CHALLENGE: Find the word "amplitude" in the data. Return every line where it appears.

DATASET CONTENT:
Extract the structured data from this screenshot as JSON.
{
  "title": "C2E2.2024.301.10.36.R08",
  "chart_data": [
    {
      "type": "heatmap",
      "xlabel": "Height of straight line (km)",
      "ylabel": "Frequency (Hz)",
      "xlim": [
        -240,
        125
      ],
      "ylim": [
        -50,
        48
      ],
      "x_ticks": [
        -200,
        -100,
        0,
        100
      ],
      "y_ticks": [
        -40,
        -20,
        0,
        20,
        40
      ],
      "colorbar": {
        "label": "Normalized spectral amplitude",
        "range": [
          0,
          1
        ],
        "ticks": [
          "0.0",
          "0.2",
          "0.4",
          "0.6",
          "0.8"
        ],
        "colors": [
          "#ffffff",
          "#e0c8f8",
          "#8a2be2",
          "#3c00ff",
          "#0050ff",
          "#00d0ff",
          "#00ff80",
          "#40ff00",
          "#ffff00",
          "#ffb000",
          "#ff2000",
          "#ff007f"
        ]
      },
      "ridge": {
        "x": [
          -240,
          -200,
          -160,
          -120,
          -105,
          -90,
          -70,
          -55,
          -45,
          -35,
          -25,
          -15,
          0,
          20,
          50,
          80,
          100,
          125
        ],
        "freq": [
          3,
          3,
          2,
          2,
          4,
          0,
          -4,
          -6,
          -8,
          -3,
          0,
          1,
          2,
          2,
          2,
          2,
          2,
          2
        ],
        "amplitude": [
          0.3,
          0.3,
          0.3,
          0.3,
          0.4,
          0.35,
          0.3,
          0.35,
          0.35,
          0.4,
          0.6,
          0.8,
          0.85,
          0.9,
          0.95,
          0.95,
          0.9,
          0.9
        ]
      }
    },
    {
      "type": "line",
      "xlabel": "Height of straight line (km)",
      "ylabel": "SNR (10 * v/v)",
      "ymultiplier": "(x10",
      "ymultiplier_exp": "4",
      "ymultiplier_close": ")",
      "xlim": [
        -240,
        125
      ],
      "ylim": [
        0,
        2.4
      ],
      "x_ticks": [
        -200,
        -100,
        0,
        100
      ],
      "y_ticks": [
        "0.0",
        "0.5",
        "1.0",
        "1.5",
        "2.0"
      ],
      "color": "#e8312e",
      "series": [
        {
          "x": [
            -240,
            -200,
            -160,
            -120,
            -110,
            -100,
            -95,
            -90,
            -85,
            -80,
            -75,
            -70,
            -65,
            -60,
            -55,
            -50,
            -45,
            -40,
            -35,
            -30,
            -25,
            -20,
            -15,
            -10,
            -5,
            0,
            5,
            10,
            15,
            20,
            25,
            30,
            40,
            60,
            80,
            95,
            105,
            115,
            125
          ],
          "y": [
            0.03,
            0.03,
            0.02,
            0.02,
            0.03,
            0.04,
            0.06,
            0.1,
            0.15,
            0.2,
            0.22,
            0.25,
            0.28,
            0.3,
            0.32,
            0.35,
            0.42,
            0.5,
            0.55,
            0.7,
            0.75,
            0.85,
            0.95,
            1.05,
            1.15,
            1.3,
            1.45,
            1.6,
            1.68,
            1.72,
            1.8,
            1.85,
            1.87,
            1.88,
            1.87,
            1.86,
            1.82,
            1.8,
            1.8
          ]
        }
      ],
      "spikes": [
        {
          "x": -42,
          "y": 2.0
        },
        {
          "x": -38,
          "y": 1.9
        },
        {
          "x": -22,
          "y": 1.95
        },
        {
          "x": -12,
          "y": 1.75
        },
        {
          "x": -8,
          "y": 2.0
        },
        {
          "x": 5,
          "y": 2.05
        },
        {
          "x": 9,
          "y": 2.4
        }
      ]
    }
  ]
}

THE OUTPUT:
        "label": "Normalized spectral amplitude",
        "amplitude": [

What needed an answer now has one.